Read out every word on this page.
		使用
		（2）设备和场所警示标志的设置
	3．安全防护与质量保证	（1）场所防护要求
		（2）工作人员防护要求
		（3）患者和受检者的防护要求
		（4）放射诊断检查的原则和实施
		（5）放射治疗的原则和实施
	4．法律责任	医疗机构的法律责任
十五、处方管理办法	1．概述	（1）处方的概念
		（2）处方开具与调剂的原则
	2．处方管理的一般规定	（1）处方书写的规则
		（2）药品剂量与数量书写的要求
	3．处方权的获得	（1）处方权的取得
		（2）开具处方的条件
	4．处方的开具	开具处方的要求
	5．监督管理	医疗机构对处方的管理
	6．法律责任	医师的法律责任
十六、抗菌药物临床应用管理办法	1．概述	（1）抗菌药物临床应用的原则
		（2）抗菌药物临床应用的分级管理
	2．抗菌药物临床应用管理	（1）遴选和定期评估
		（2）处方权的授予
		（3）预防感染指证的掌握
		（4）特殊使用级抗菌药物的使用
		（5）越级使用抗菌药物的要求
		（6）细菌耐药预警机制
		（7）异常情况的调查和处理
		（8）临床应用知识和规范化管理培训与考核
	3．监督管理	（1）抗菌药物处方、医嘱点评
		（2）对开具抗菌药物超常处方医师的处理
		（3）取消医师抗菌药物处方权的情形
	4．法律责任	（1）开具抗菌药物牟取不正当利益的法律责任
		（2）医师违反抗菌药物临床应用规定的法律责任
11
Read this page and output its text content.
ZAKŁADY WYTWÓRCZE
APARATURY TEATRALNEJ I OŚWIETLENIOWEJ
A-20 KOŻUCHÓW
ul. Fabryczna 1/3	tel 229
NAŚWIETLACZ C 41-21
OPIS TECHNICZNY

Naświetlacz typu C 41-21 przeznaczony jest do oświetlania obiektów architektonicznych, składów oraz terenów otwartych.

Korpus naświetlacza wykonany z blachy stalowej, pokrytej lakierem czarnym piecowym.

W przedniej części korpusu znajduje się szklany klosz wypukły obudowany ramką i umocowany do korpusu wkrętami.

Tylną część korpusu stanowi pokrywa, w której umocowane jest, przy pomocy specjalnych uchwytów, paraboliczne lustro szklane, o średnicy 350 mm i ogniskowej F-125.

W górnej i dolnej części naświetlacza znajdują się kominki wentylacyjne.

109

────────────────────

= Task statement =
Using the data above, print every record exactly as shown.

= Written answer =
Read out every word on this page.
		使用
		（2）设备和场所警示标志的设置
	3．安全防护与质量保证	（1）场所防护要求
		（2）工作人员防护要求
		（3）患者和受检者的防护要求
		（4）放射诊断检查的原则和实施
		（5）放射治疗的原则和实施
	4．法律责任	医疗机构的法律责任
十五、处方管理办法	1．概述	（1）处方的概念
		（2）处方开具与调剂的原则
	2．处方管理的一般规定	（1）处方书写的规则
		（2）药品剂量与数量书写的要求
	3．处方权的获得	（1）处方权的取得
		（2）开具处方的条件
	4．处方的开具	开具处方的要求
	5．监督管理	医疗机构对处方的管理
	6．法律责任	医师的法律责任
十六、抗菌药物临床应用管理办法	1．概述	（1）抗菌药物临床应用的原则
		（2）抗菌药物临床应用的分级管理
	2．抗菌药物临床应用管理	（1）遴选和定期评估
		（2）处方权的授予
		（3）预防感染指证的掌握
		（4）特殊使用级抗菌药物的使用
		（5）越级使用抗菌药物的要求
		（6）细菌耐药预警机制
		（7）异常情况的调查和处理
		（8）临床应用知识和规范化管理培训与考核
	3．监督管理	（1）抗菌药物处方、医嘱点评
		（2）对开具抗菌药物超常处方医师的处理
		（3）取消医师抗菌药物处方权的情形
	4．法律责任	（1）开具抗菌药物牟取不正当利益的法律责任
		（2）医师违反抗菌药物临床应用规定的法律责任
11
Read this page and output its text content.
ZAKŁADY WYTWÓRCZE
APARATURY TEATRALNEJ I OŚWIETLENIOWEJ
A-20 KOŻUCHÓW
ul. Fabryczna 1/3	tel 229
NAŚWIETLACZ C 41-21
OPIS TECHNICZNY

Naświetlacz typu C 41-21 przeznaczony jest do oświetlania obiektów architektonicznych, składów oraz terenów otwartych.

Korpus naświetlacza wykonany z blachy stalowej, pokrytej lakierem czarnym piecowym.

W przedniej części korpusu znajduje się szklany klosz wypukły obudowany ramką i umocowany do korpusu wkrętami.

Tylną część korpusu stanowi pokrywa, w której umocowane jest, przy pomocy specjalnych uchwytów, paraboliczne lustro szklane, o średnicy 350 mm i ogniskowej F-125.

W górnej i dolnej części naświetlacza znajdują się kominki wentylacyjne.

109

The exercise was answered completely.